* _GIVEN DATA_:

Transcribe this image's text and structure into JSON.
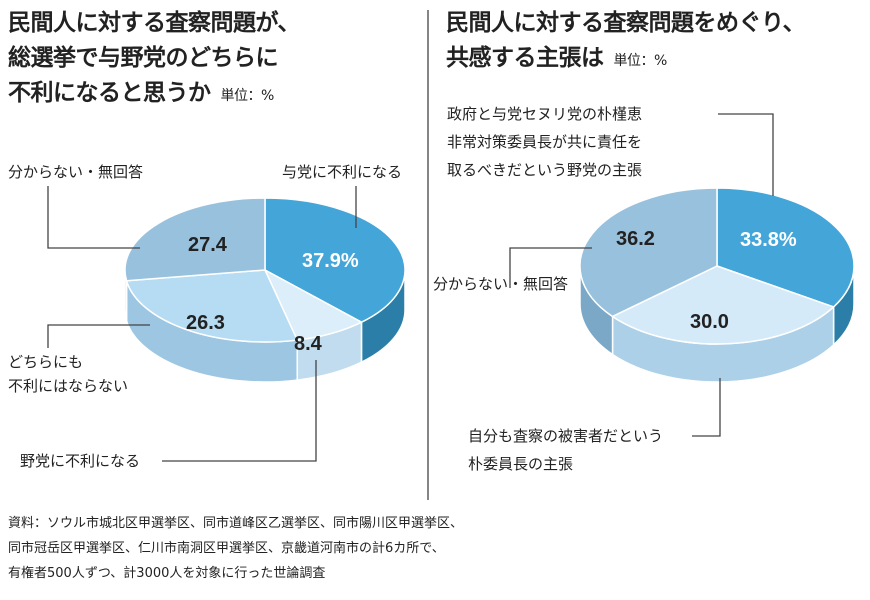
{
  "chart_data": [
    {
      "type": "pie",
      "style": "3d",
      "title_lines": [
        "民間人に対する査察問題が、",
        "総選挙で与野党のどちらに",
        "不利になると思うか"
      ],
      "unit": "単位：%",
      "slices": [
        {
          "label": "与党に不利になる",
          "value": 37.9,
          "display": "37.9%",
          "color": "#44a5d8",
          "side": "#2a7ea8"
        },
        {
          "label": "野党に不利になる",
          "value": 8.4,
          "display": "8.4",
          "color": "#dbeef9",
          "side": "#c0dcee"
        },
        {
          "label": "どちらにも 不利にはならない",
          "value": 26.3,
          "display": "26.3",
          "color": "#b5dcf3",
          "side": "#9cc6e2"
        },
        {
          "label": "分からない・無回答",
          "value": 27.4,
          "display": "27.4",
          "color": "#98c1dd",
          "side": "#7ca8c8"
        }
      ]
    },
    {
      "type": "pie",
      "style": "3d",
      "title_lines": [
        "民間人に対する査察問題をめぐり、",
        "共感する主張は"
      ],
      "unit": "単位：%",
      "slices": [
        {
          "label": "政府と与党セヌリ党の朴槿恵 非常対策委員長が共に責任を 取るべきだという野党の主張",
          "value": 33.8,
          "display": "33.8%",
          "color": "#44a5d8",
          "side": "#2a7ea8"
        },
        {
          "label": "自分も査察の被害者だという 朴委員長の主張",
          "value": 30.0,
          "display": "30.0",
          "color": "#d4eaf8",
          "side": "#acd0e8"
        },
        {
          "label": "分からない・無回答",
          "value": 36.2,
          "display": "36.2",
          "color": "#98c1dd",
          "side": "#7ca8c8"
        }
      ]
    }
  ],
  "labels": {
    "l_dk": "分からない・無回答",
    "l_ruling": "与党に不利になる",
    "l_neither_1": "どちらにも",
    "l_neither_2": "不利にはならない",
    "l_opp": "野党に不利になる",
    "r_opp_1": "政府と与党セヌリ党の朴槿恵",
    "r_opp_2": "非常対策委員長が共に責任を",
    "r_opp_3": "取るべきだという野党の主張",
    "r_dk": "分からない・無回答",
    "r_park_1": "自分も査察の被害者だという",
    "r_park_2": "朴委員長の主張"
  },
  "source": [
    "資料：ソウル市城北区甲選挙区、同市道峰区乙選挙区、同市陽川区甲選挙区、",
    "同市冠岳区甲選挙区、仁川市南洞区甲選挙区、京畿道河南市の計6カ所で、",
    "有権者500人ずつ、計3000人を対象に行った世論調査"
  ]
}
...
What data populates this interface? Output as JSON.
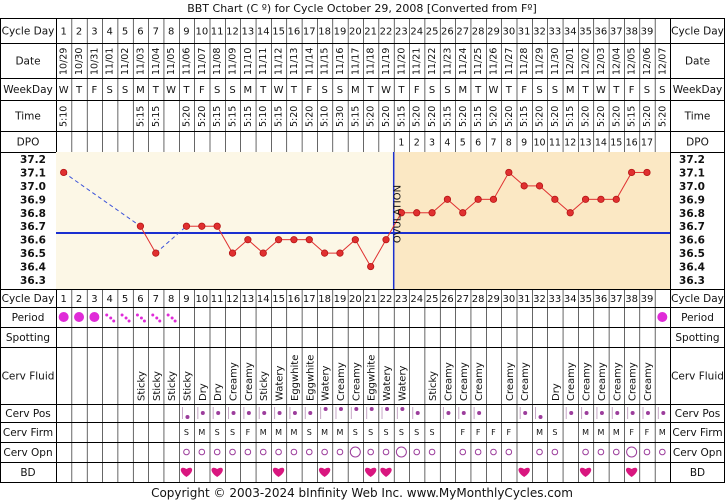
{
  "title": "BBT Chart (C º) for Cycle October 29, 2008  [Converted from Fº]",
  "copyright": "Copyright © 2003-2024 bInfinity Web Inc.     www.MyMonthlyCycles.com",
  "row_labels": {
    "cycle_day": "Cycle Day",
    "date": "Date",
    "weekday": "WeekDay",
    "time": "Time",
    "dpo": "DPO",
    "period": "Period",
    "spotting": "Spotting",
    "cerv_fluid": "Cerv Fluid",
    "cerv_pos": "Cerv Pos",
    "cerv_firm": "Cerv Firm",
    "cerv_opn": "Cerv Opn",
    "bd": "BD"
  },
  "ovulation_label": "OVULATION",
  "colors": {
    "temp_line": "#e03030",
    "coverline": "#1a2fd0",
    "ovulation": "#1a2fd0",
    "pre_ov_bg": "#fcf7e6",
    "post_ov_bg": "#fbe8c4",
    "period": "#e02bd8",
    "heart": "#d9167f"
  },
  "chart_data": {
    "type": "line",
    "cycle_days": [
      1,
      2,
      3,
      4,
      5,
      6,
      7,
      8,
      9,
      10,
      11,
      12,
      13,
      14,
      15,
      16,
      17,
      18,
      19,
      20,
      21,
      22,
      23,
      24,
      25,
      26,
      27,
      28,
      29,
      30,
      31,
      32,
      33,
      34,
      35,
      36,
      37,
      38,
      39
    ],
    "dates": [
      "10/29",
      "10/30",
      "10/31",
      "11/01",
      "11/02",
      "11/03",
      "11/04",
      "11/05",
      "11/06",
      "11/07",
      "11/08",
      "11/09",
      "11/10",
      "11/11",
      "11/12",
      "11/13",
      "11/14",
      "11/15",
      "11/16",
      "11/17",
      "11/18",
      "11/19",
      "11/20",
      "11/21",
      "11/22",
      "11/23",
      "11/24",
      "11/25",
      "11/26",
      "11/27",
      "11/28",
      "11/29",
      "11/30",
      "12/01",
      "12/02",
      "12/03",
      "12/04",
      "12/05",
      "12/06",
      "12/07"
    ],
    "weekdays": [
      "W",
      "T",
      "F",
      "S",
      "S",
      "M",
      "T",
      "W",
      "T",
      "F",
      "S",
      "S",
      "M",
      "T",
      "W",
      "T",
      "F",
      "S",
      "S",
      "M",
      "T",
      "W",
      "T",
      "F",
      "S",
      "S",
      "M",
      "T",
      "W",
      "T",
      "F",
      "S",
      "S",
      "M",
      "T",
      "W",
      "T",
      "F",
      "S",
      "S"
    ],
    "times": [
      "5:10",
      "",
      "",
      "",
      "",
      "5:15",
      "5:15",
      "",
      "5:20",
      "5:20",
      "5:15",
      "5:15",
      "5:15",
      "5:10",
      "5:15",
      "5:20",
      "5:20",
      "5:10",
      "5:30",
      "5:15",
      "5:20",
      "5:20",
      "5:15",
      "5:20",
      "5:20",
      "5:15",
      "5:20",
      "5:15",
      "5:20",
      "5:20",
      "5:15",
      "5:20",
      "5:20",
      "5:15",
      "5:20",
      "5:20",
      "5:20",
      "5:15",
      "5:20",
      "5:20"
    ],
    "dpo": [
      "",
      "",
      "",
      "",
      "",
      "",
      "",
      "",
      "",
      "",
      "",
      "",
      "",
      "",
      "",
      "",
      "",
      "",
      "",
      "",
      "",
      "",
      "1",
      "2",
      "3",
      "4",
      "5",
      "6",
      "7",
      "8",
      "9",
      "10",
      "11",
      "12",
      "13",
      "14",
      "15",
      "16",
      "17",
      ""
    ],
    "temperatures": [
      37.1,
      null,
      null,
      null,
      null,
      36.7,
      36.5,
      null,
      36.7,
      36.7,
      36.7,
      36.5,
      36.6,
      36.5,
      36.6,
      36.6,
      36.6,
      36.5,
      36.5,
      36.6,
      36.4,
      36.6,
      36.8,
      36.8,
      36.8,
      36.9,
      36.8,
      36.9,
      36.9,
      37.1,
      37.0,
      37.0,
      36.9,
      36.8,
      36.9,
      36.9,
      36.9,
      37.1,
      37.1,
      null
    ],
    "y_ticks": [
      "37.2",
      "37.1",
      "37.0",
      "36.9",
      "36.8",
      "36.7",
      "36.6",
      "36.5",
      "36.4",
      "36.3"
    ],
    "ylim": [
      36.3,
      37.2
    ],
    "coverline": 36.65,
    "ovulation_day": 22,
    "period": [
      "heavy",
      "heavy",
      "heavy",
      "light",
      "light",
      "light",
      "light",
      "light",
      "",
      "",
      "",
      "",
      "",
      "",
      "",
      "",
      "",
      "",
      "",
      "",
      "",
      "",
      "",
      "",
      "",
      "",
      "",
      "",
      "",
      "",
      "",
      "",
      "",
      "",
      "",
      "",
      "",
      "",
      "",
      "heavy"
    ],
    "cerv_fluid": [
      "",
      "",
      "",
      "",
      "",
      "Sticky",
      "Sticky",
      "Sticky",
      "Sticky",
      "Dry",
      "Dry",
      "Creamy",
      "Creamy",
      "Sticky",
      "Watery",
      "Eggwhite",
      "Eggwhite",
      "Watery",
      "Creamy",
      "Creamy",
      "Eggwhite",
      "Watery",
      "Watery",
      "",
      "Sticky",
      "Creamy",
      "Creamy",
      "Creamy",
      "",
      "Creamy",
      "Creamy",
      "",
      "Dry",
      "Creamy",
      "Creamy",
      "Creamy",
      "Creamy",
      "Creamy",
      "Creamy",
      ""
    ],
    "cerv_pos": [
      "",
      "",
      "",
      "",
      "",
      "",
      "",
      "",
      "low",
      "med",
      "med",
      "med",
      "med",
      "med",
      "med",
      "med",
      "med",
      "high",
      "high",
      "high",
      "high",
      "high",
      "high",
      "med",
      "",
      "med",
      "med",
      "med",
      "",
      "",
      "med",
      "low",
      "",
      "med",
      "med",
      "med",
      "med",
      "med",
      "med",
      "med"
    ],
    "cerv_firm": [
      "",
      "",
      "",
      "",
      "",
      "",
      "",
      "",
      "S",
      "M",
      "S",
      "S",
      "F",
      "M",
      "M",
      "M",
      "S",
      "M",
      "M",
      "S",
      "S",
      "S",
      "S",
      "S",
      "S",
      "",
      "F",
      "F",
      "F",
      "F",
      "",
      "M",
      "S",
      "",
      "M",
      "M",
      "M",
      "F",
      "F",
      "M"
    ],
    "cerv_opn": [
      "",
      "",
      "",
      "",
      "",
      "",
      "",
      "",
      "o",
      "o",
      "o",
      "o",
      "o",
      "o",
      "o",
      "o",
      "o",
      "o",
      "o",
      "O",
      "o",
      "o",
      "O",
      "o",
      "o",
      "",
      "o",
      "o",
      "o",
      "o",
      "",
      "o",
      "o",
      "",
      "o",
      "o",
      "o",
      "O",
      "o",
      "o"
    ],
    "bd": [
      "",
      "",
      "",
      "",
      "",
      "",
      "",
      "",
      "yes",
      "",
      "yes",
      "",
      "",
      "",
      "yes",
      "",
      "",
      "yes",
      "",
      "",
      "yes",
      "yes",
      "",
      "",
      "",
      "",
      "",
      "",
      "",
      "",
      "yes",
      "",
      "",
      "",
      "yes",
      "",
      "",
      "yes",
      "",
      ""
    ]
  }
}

* _PROBLEM TO SOLVE_: Lines holding the word "period" should be counted across the entries; state only how many there are.

* _EXERCISE ANSWER_: 3